→ REQUIRED TASK
Write out the whole listing exactly as it stands.

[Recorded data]
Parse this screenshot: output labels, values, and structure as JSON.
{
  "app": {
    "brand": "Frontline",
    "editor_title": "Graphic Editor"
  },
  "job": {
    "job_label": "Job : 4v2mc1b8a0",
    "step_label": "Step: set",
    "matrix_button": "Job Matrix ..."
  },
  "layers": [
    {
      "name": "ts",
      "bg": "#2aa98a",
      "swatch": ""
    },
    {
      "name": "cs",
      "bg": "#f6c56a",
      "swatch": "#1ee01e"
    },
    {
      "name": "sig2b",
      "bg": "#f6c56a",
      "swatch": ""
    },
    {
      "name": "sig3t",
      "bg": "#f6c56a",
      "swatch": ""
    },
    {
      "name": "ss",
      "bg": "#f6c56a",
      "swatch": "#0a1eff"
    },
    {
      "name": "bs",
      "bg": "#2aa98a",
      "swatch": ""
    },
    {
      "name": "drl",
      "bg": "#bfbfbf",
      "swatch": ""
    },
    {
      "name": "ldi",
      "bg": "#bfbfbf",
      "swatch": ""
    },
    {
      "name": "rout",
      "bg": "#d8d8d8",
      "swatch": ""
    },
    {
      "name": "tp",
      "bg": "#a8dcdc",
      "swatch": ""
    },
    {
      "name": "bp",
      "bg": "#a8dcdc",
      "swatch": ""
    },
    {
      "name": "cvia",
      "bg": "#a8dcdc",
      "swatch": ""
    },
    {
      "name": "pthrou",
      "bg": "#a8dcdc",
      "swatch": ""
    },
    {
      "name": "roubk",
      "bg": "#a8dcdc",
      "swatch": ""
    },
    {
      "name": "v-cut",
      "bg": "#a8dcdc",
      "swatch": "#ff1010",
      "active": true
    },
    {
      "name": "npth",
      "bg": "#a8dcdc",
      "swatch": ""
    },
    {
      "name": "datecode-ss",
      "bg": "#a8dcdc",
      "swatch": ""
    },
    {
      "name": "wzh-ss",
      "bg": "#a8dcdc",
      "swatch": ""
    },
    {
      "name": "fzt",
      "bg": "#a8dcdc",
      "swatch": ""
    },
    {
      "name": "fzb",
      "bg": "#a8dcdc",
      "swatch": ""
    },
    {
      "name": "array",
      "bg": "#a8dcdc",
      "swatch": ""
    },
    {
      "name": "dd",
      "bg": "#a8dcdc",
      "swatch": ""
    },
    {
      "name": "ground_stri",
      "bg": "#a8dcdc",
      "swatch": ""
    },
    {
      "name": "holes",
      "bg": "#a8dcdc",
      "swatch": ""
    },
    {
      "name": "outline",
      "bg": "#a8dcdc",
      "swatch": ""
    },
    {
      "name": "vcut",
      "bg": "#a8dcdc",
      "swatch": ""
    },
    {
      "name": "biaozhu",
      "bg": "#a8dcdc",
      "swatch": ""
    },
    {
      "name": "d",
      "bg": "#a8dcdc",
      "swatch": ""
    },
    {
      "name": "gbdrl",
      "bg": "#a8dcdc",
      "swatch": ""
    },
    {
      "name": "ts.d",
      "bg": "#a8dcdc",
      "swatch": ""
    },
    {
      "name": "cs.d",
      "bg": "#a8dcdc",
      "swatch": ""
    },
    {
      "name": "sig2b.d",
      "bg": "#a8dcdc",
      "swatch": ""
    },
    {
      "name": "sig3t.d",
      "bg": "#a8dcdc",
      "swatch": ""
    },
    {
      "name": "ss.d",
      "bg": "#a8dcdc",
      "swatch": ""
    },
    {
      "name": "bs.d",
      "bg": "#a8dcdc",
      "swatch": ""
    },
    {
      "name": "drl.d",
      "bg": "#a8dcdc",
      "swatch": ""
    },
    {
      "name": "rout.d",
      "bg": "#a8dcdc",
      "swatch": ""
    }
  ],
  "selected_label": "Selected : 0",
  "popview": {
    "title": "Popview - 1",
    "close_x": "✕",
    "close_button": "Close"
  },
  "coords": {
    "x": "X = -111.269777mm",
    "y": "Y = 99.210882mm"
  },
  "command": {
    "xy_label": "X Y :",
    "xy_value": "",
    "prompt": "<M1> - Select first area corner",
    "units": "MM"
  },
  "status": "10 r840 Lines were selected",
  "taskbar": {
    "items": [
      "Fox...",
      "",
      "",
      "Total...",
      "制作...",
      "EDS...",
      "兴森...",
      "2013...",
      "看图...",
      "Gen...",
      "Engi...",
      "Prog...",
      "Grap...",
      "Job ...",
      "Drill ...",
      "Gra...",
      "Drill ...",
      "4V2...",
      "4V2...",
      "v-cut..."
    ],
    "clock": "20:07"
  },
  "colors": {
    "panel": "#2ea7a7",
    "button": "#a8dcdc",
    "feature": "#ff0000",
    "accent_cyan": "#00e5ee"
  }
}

→ RESPONSE TO THIS TASK
Parse this screenshot: output labels, values, and structure as JSON.
{
  "app": {
    "brand": "Frontline",
    "editor_title": "Graphic Editor"
  },
  "job": {
    "job_label": "Job : 4v2mc1b8a0",
    "step_label": "Step: set",
    "matrix_button": "Job Matrix ..."
  },
  "layers": [
    {
      "name": "ts",
      "bg": "#2aa98a",
      "swatch": ""
    },
    {
      "name": "cs",
      "bg": "#f6c56a",
      "swatch": "#1ee01e"
    },
    {
      "name": "sig2b",
      "bg": "#f6c56a",
      "swatch": ""
    },
    {
      "name": "sig3t",
      "bg": "#f6c56a",
      "swatch": ""
    },
    {
      "name": "ss",
      "bg": "#f6c56a",
      "swatch": "#0a1eff"
    },
    {
      "name": "bs",
      "bg": "#2aa98a",
      "swatch": ""
    },
    {
      "name": "drl",
      "bg": "#bfbfbf",
      "swatch": ""
    },
    {
      "name": "ldi",
      "bg": "#bfbfbf",
      "swatch": ""
    },
    {
      "name": "rout",
      "bg": "#d8d8d8",
      "swatch": ""
    },
    {
      "name": "tp",
      "bg": "#a8dcdc",
      "swatch": ""
    },
    {
      "name": "bp",
      "bg": "#a8dcdc",
      "swatch": ""
    },
    {
      "name": "cvia",
      "bg": "#a8dcdc",
      "swatch": ""
    },
    {
      "name": "pthrou",
      "bg": "#a8dcdc",
      "swatch": ""
    },
    {
      "name": "roubk",
      "bg": "#a8dcdc",
      "swatch": ""
    },
    {
      "name": "v-cut",
      "bg": "#a8dcdc",
      "swatch": "#ff1010",
      "active": true
    },
    {
      "name": "npth",
      "bg": "#a8dcdc",
      "swatch": ""
    },
    {
      "name": "datecode-ss",
      "bg": "#a8dcdc",
      "swatch": ""
    },
    {
      "name": "wzh-ss",
      "bg": "#a8dcdc",
      "swatch": ""
    },
    {
      "name": "fzt",
      "bg": "#a8dcdc",
      "swatch": ""
    },
    {
      "name": "fzb",
      "bg": "#a8dcdc",
      "swatch": ""
    },
    {
      "name": "array",
      "bg": "#a8dcdc",
      "swatch": ""
    },
    {
      "name": "dd",
      "bg": "#a8dcdc",
      "swatch": ""
    },
    {
      "name": "ground_stri",
      "bg": "#a8dcdc",
      "swatch": ""
    },
    {
      "name": "holes",
      "bg": "#a8dcdc",
      "swatch": ""
    },
    {
      "name": "outline",
      "bg": "#a8dcdc",
      "swatch": ""
    },
    {
      "name": "vcut",
      "bg": "#a8dcdc",
      "swatch": ""
    },
    {
      "name": "biaozhu",
      "bg": "#a8dcdc",
      "swatch": ""
    },
    {
      "name": "d",
      "bg": "#a8dcdc",
      "swatch": ""
    },
    {
      "name": "gbdrl",
      "bg": "#a8dcdc",
      "swatch": ""
    },
    {
      "name": "ts.d",
      "bg": "#a8dcdc",
      "swatch": ""
    },
    {
      "name": "cs.d",
      "bg": "#a8dcdc",
      "swatch": ""
    },
    {
      "name": "sig2b.d",
      "bg": "#a8dcdc",
      "swatch": ""
    },
    {
      "name": "sig3t.d",
      "bg": "#a8dcdc",
      "swatch": ""
    },
    {
      "name": "ss.d",
      "bg": "#a8dcdc",
      "swatch": ""
    },
    {
      "name": "bs.d",
      "bg": "#a8dcdc",
      "swatch": ""
    },
    {
      "name": "drl.d",
      "bg": "#a8dcdc",
      "swatch": ""
    },
    {
      "name": "rout.d",
      "bg": "#a8dcdc",
      "swatch": ""
    }
  ],
  "selected_label": "Selected : 0",
  "popview": {
    "title": "Popview - 1",
    "close_x": "✕",
    "close_button": "Close"
  },
  "coords": {
    "x": "X = -111.269777mm",
    "y": "Y = 99.210882mm"
  },
  "command": {
    "xy_label": "X Y :",
    "xy_value": "",
    "prompt": "<M1> - Select first area corner",
    "units": "MM"
  },
  "status": "10 r840 Lines were selected",
  "taskbar": {
    "items": [
      "Fox...",
      "",
      "",
      "Total...",
      "制作...",
      "EDS...",
      "兴森...",
      "2013...",
      "看图...",
      "Gen...",
      "Engi...",
      "Prog...",
      "Grap...",
      "Job ...",
      "Drill ...",
      "Gra...",
      "Drill ...",
      "4V2...",
      "4V2...",
      "v-cut..."
    ],
    "clock": "20:07"
  },
  "colors": {
    "panel": "#2ea7a7",
    "button": "#a8dcdc",
    "feature": "#ff0000",
    "accent_cyan": "#00e5ee"
  }
}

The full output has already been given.